What the task requires ▸ Collect all the lines that mention the word "SPOT".

Dataset content ▸
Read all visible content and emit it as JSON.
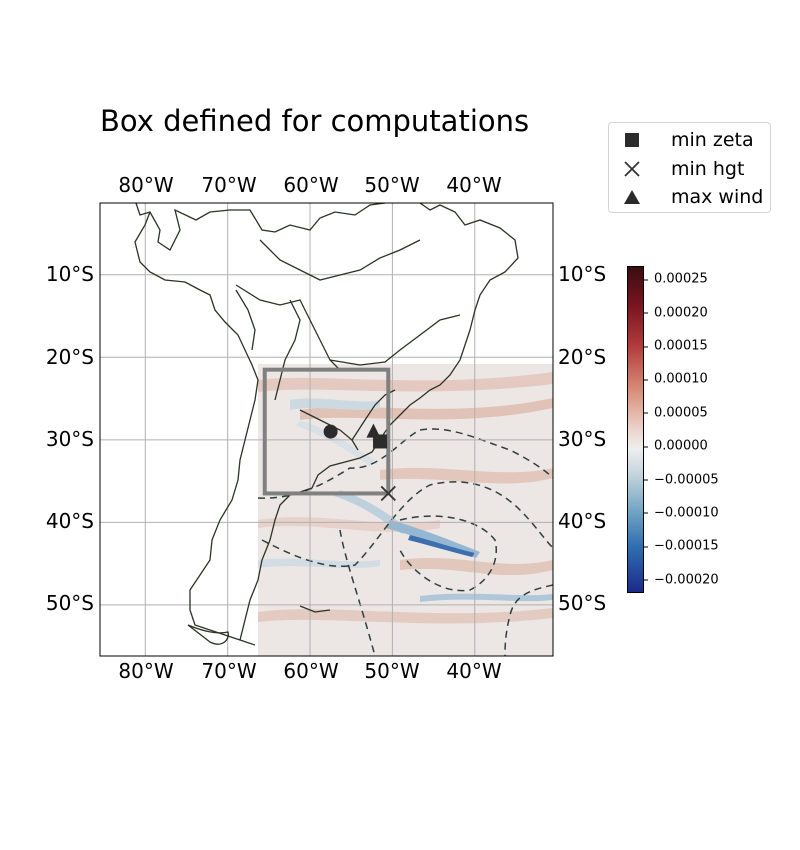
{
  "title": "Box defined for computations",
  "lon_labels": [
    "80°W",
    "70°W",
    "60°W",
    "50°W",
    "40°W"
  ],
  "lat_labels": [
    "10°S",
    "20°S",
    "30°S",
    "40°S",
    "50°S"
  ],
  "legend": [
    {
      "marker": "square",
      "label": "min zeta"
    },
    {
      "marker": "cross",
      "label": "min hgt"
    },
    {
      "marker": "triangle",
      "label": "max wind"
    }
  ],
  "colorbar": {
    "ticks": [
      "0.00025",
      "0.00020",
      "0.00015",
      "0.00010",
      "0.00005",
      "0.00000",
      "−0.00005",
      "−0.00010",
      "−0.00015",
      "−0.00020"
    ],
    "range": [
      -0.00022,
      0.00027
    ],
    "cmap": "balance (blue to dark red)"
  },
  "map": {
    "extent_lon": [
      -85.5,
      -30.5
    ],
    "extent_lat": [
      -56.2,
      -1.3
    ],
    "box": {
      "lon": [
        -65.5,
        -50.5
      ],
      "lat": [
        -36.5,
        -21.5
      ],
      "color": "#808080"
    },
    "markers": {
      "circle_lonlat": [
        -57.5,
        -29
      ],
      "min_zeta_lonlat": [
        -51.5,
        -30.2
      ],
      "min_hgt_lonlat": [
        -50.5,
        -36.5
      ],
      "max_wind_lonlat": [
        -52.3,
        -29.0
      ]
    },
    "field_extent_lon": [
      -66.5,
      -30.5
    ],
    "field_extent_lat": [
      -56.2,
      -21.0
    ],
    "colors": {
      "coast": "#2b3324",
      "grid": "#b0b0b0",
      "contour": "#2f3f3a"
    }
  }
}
==
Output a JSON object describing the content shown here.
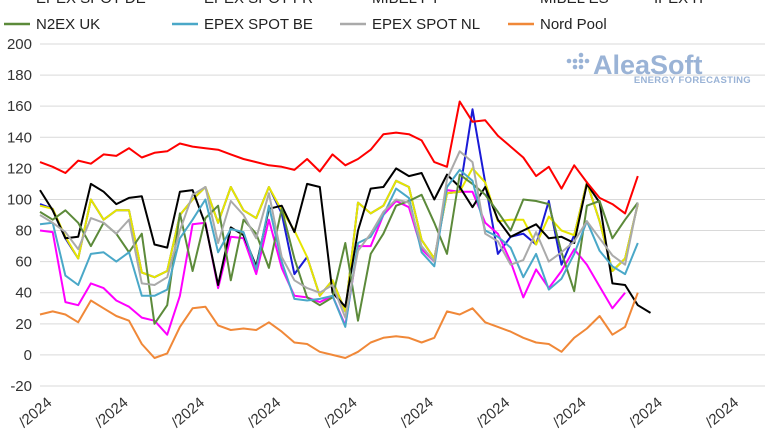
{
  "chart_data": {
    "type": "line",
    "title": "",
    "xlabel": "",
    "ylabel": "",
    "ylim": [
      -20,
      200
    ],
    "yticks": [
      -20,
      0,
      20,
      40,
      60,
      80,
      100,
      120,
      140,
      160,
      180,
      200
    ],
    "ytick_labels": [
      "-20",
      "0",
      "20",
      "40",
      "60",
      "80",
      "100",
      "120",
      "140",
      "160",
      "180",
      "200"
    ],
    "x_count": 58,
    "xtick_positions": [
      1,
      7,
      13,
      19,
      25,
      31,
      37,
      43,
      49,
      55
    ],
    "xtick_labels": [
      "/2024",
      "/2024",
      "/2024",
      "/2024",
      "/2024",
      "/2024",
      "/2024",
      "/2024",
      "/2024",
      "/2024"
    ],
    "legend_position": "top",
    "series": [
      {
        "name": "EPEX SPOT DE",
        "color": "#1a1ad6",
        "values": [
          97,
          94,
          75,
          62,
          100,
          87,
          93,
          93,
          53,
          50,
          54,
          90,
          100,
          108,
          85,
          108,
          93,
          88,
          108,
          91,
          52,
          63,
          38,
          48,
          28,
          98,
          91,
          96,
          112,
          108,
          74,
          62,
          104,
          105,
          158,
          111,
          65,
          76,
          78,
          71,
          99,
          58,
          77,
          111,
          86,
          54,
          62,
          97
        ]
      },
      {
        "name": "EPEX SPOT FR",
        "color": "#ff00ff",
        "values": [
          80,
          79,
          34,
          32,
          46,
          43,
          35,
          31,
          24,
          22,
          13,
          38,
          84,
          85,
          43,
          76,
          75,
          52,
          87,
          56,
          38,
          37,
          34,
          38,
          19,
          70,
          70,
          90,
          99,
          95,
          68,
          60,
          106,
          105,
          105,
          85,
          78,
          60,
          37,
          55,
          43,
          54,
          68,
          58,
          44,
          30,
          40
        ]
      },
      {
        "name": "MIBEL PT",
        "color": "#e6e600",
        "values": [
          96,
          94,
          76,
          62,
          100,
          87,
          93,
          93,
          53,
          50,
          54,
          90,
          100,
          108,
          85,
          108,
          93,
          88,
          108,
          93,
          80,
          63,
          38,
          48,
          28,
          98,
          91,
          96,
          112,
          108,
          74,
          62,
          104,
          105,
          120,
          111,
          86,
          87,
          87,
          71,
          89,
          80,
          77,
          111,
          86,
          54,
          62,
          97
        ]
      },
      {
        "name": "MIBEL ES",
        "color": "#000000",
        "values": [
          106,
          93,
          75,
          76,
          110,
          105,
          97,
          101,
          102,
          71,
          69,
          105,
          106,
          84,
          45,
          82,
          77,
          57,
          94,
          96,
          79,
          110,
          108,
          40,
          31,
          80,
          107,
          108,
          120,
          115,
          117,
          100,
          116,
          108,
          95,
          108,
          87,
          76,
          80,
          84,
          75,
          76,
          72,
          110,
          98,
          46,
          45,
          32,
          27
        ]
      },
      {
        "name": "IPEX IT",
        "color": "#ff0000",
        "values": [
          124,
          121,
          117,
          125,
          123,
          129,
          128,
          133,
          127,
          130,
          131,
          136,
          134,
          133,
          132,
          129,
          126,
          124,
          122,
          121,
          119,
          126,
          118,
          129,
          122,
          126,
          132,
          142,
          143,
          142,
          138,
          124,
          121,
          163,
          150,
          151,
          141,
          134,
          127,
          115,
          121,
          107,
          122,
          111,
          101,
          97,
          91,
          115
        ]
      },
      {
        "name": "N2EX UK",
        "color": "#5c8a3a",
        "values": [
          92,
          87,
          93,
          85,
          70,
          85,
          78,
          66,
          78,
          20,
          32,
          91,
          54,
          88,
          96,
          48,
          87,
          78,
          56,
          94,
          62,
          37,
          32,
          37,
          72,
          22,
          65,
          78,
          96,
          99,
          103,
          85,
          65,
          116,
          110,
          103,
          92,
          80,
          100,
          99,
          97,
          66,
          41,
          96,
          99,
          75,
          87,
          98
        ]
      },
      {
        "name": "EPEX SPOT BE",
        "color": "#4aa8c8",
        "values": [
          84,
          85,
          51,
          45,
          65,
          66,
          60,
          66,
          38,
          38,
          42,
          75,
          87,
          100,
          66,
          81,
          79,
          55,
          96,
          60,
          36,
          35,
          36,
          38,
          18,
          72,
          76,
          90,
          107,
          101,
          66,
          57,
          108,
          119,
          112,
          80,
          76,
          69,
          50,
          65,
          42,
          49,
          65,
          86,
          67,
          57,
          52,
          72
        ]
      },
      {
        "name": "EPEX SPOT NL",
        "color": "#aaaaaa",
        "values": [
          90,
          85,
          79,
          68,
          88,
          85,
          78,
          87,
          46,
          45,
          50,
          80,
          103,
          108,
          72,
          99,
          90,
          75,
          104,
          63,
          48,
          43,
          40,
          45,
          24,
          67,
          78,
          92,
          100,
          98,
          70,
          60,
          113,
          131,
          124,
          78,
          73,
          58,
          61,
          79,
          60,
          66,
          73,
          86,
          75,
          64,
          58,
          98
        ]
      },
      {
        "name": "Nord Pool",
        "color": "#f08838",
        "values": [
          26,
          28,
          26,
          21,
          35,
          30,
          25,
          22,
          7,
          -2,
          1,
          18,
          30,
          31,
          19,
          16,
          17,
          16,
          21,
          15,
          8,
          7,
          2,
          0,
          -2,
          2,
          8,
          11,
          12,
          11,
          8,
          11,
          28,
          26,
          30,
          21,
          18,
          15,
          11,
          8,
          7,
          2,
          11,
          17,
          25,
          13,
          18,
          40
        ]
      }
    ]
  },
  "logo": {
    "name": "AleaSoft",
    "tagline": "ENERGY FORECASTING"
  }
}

Correct response ▸
        "name": "EPEX SPOT DE",
        "name": "EPEX SPOT FR",
        "name": "EPEX SPOT BE",
        "name": "EPEX SPOT NL",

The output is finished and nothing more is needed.